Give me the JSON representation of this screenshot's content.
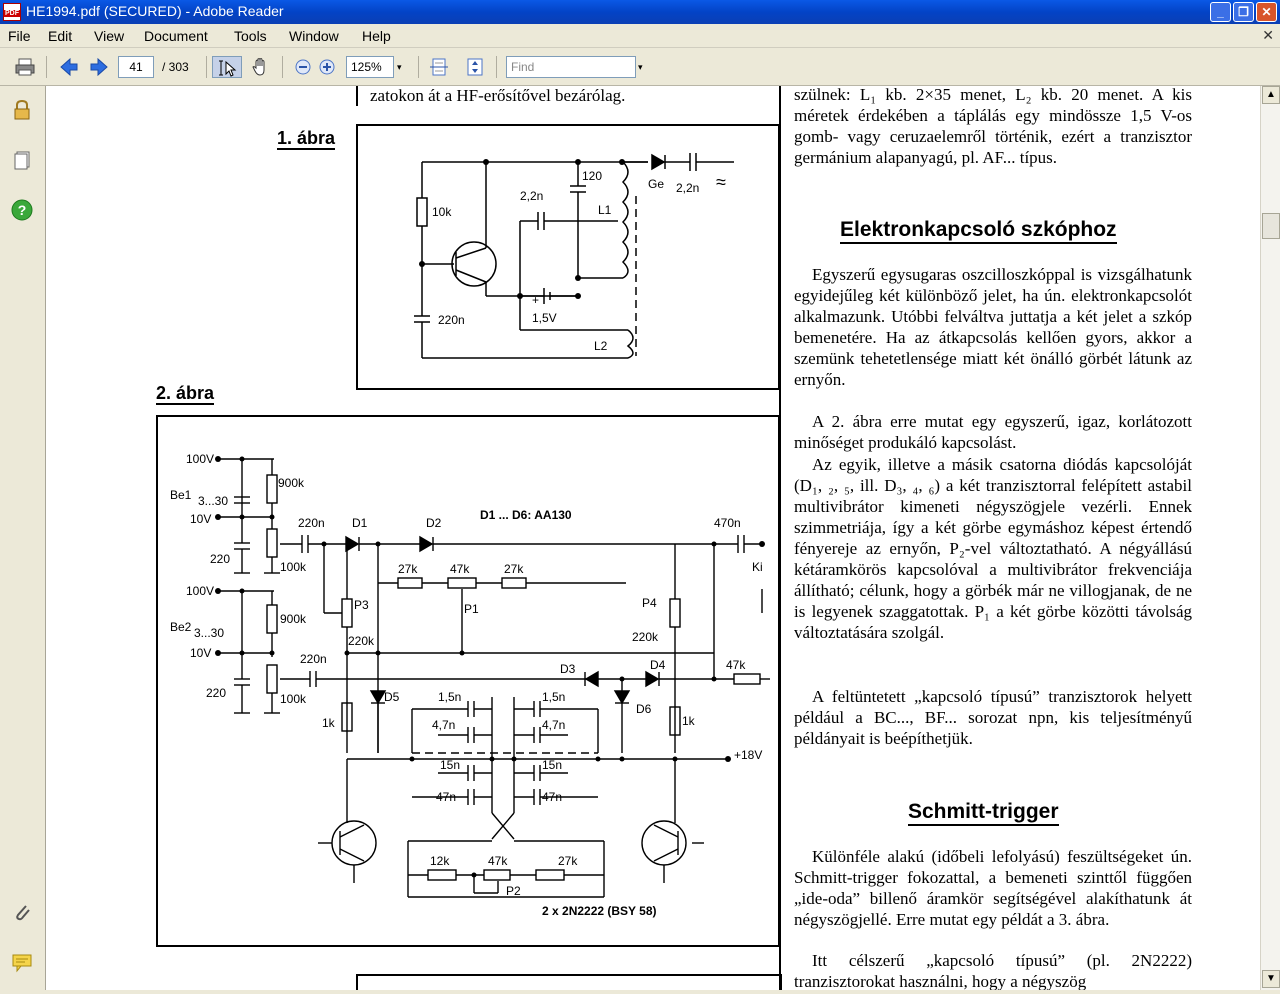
{
  "window": {
    "title": "HE1994.pdf (SECURED) - Adobe Reader",
    "controls": [
      "_",
      "❐",
      "✕"
    ]
  },
  "menu": {
    "items": [
      "File",
      "Edit",
      "View",
      "Document",
      "Tools",
      "Window",
      "Help"
    ],
    "close_glyph": "✕"
  },
  "toolbar": {
    "page_current": "41",
    "page_total": "/ 303",
    "zoom": "125%",
    "find_placeholder": "Find"
  },
  "page": {
    "top_left_line": "zatokon át a HF-erősítővel bezárólag.",
    "fig1_label": "1. ábra",
    "fig2_label": "2. ábra",
    "fig1": {
      "labels": [
        "10k",
        "120",
        "2,2n",
        "L1",
        "Ge",
        "2,2n",
        "≈",
        "220n",
        "+",
        "1,5V",
        "L2"
      ]
    },
    "fig2": {
      "labels": [
        "100V",
        "Be1",
        "3...30",
        "10V",
        "220",
        "900k",
        "220n",
        "D1",
        "D2",
        "D1 ... D6: AA130",
        "470n",
        "Ki",
        "100k",
        "27k",
        "47k",
        "27k",
        "P3",
        "P1",
        "P4",
        "220k",
        "220k",
        "100V",
        "Be2",
        "900k",
        "10V",
        "220n",
        "D3",
        "D4",
        "47k",
        "220",
        "100k",
        "D5",
        "D6",
        "1k",
        "1,5n",
        "1,5n",
        "4,7n",
        "4,7n",
        "1k",
        "+18V",
        "15n",
        "15n",
        "47n",
        "47n",
        "12k",
        "47k",
        "27k",
        "P2",
        "2 x 2N2222 (BSY 58)",
        "3...30"
      ]
    },
    "right_column": {
      "intro": "szülnek: L₁ kb. 2×35 menet, L₂ kb. 20 menet. A kis méretek érdekében a táplálás egy mindössze 1,5 V-os gomb- vagy ceruzaelemről történik, ezért a tranzisztor germánium alapanyagú, pl. AF... típus.",
      "heading1": "Elektronkapcsoló szkóphoz",
      "para1": "Egyszerű egysugaras oszcilloszkóppal is vizsgálhatunk egyidejűleg két különböző jelet, ha ún. elektronkapcsolót alkalmazunk. Utóbbi felváltva juttatja a két jelet a szkóp bemenetére. Ha az átkapcsolás kellően gyors, akkor a szemünk tehetetlensége miatt két önálló görbét látunk az ernyőn.",
      "para2": "A 2. ábra erre mutat egy egyszerű, igaz, korlátozott minőséget produkáló kapcsolást.",
      "para3": "Az egyik, illetve a másik csatorna diódás kapcsolóját (D₁, ₂, ₅, ill. D₃, ₄, ₆) a két tranzisztorral felépített astabil multivibrátor kimeneti négyszögjele vezérli. Ennek szimmetriája, így a két görbe egymáshoz képest értendő fényereje az ernyőn, P₂-vel változtatható. A négyállású kétáramkörös kapcsolóval a multivibrátor frekvenciája állítható; célunk, hogy a görbék már ne villogjanak, de ne is legyenek szaggatottak. P₁ a két görbe közötti távolság változtatására szolgál.",
      "para4": "A feltüntetett „kapcsoló típusú” tranzisztorok helyett például a BC..., BF... sorozat npn, kis teljesítményű példányait is beépíthetjük.",
      "heading2": "Schmitt-trigger",
      "para5": "Különféle alakú (időbeli lefolyású) feszültségeket ún. Schmitt-trigger fokozattal, a bemeneti szinttől függően „ide-oda” billenő áramkör segítségével alakíthatunk át négyszögjellé. Erre mutat egy példát a 3. ábra.",
      "para6": "Itt célszerű „kapcsoló típusú” (pl. 2N2222) tranzisztorokat használni, hogy a négyszög"
    }
  }
}
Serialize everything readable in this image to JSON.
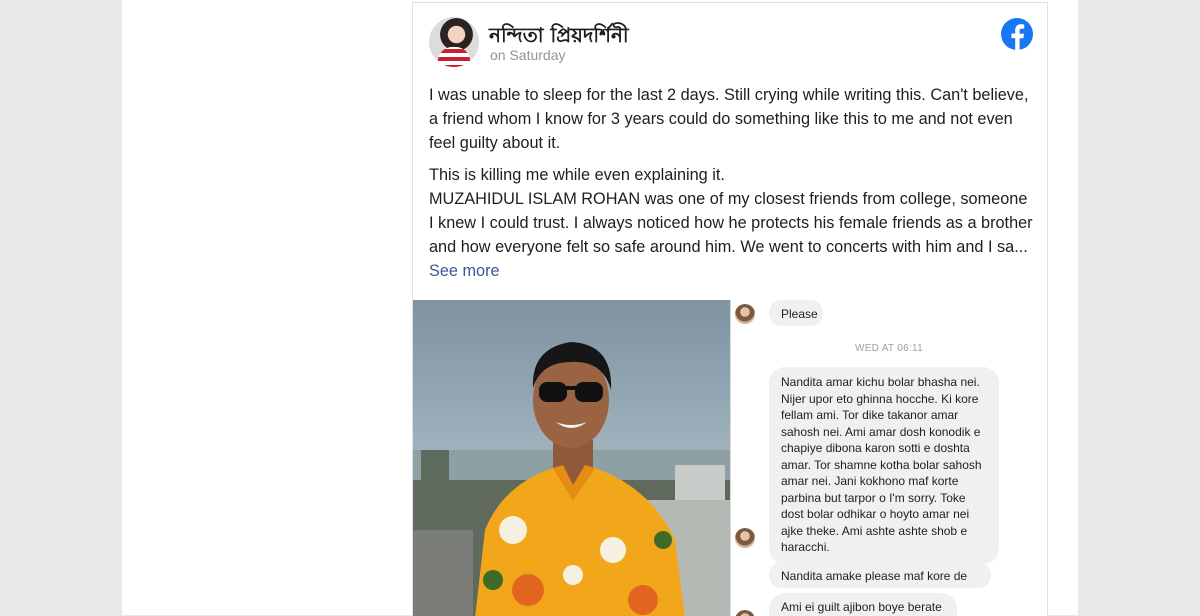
{
  "post": {
    "author_name": "নন্দিতা প্রিয়দর্শিনী",
    "timestamp": "on Saturday",
    "paragraph1": "I was unable to sleep for the last 2 days. Still crying while writing this. Can't believe, a friend whom I know for 3 years could do something like this to me and not even feel guilty about it.",
    "paragraph2_line1": "This is killing me while even explaining it.",
    "paragraph2_rest": "MUZAHIDUL ISLAM ROHAN was one of my closest friends from college, someone I knew I could trust. I always noticed how he protects his female friends as a brother and how everyone felt so safe around him. We went to concerts with him and I sa...",
    "see_more": "See more"
  },
  "chat": {
    "timestamp": "WED AT 06:11",
    "messages": [
      "Please",
      "Nandita amar kichu bolar bhasha nei. Nijer upor eto ghinna hocche. Ki kore fellam ami. Tor dike takanor amar sahosh nei. Ami amar dosh konodik e chapiye dibona karon sotti e doshta amar. Tor shamne kotha bolar sahosh amar nei. Jani kokhono maf korte parbina but tarpor o I'm sorry. Toke dost bolar odhikar o hoyto amar nei ajke theke. Ami ashte ashte shob e haracchi.",
      "Nandita amake please maf kore de",
      "Ami ei guilt ajibon boye berate"
    ]
  },
  "icons": {
    "brand": "facebook-icon",
    "brand_color": "#1877f2"
  }
}
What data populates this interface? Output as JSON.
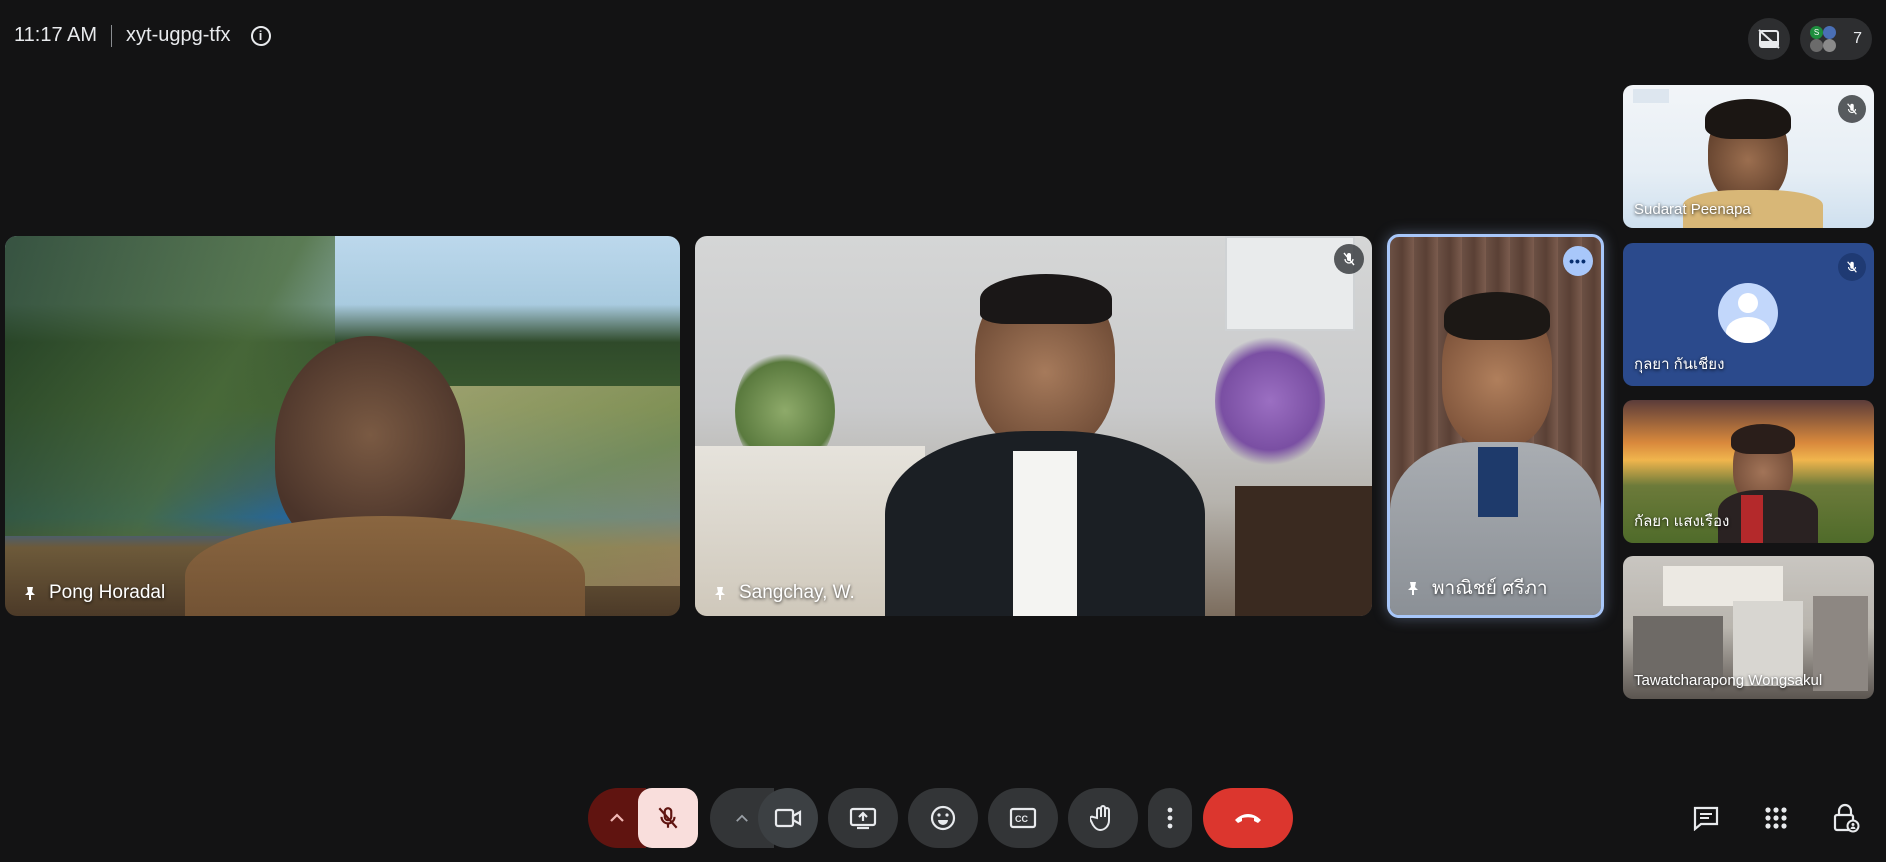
{
  "meeting": {
    "time": "11:17 AM",
    "code": "xyt-ugpg-tfx"
  },
  "participants_count": "7",
  "main_tiles": [
    {
      "name": "Pong Horadal"
    },
    {
      "name": "Sangchay, W."
    },
    {
      "name": "พาณิชย์ ศรีภา"
    }
  ],
  "side_tiles": [
    {
      "name": "Sudarat Peenapa"
    },
    {
      "name": "กุลยา กันเชียง"
    },
    {
      "name": "กัลยา แสงเรือง"
    },
    {
      "name": "Tawatcharapong Wongsakul"
    }
  ],
  "avatar_initial": "S",
  "colors": {
    "end_call": "#dc362e",
    "mic_off_bg": "#f9dedc",
    "mic_caret_bg": "#601410",
    "accent_blue": "#a8c7fa",
    "avatar_tile": "#2b4a8c"
  }
}
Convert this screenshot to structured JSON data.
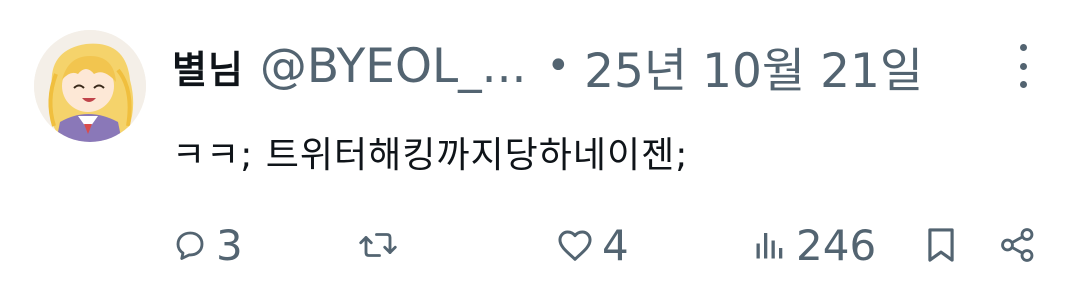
{
  "tweet": {
    "display_name": "별님",
    "handle": "@BYEOL_...",
    "separator": "•",
    "date": "25년 10월 21일",
    "text": "ㅋㅋ; 트위터해킹까지당하네이젠;"
  },
  "actions": {
    "replies": "3",
    "retweets": "",
    "likes": "4",
    "views": "246"
  },
  "icons": {
    "more": "more-vertical-icon",
    "reply": "reply-bubble-icon",
    "retweet": "retweet-icon",
    "like": "heart-icon",
    "views": "views-bar-chart-icon",
    "bookmark": "bookmark-icon",
    "share": "share-icon"
  },
  "colors": {
    "primary_text": "#0f1419",
    "secondary_text": "#536471",
    "background": "#ffffff"
  }
}
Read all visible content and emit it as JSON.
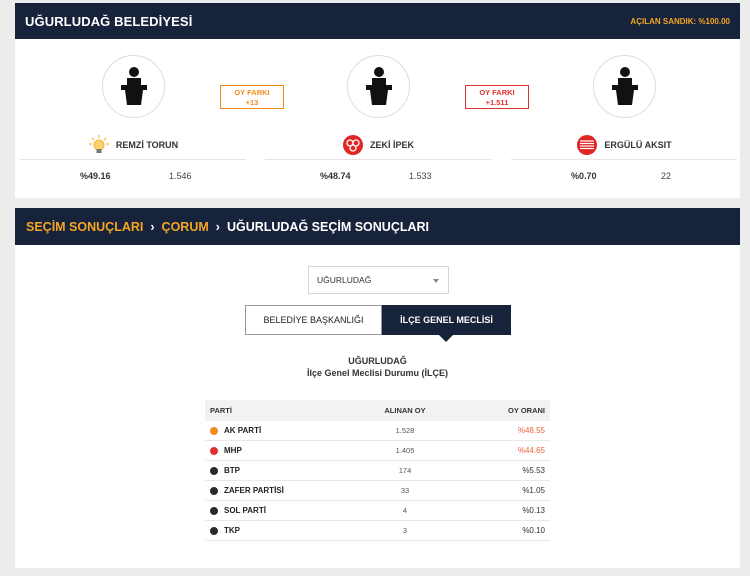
{
  "municipality": {
    "title": "UĞURLUDAĞ BELEDİYESİ",
    "opened_boxes": "AÇILAN SANDIK: %100.00"
  },
  "candidates": [
    {
      "name": "REMZİ TORUN",
      "percent": "%49.16",
      "votes": "1.546",
      "party_icon": "ak-parti-bulb-logo",
      "color": "#f39c12"
    },
    {
      "name": "ZEKİ İPEK",
      "percent": "%48.74",
      "votes": "1.533",
      "party_icon": "mhp-crescent-logo",
      "color": "#e03030"
    },
    {
      "name": "ERGÜLÜ AKSIT",
      "percent": "%0.70",
      "votes": "22",
      "party_icon": "chp-six-arrows-logo",
      "color": "#e03030"
    }
  ],
  "vote_diffs": [
    {
      "label": "OY FARKI",
      "value": "+13"
    },
    {
      "label": "OY FARKI",
      "value": "+1.511"
    }
  ],
  "results_header": {
    "crumb1": "SEÇİM SONUÇLARI",
    "crumb2": "ÇORUM",
    "crumb3": "UĞURLUDAĞ SEÇİM SONUÇLARI"
  },
  "district_select": {
    "value": "UĞURLUDAĞ"
  },
  "tabs": [
    {
      "label": "BELEDİYE BAŞKANLIĞI",
      "active": false
    },
    {
      "label": "İLÇE GENEL MECLİSİ",
      "active": true
    }
  ],
  "table_title": {
    "line1": "UĞURLUDAĞ",
    "line2": "İlçe Genel Meclisi Durumu (İLÇE)"
  },
  "table": {
    "headers": [
      "PARTİ",
      "ALINAN OY",
      "OY ORANI"
    ],
    "rows": [
      {
        "party": "AK PARTİ",
        "votes": "1.528",
        "rate": "%48.55",
        "color": "#f08c1a",
        "highlight": true
      },
      {
        "party": "MHP",
        "votes": "1.405",
        "rate": "%44.65",
        "color": "#e03030",
        "highlight": true
      },
      {
        "party": "BTP",
        "votes": "174",
        "rate": "%5.53",
        "color": "#2a2a2a",
        "highlight": false
      },
      {
        "party": "ZAFER PARTİSİ",
        "votes": "33",
        "rate": "%1.05",
        "color": "#2a2a2a",
        "highlight": false
      },
      {
        "party": "SOL PARTİ",
        "votes": "4",
        "rate": "%0.13",
        "color": "#2a2a2a",
        "highlight": false
      },
      {
        "party": "TKP",
        "votes": "3",
        "rate": "%0.10",
        "color": "#2a2a2a",
        "highlight": false
      }
    ]
  }
}
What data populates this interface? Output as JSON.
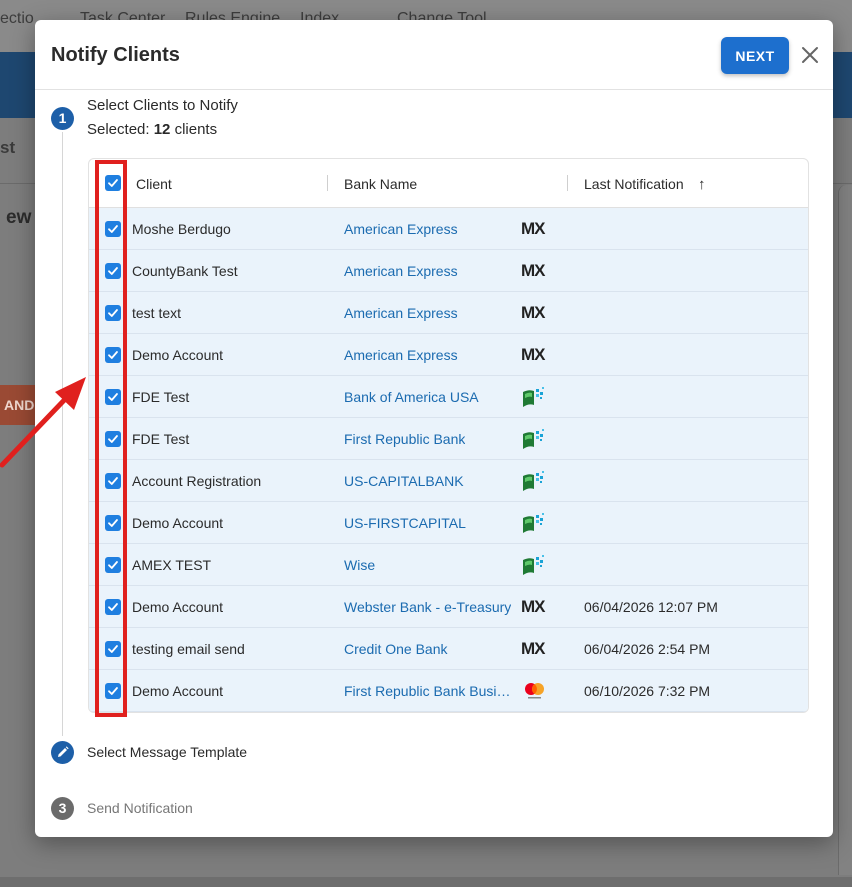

————

__Problem requirements__: Using the listing above, show each line holding the string "screenshot".

__Result of this task__:
Give me the JSON representation of this screenshot's content.
Convert this screenshot to structured JSON data.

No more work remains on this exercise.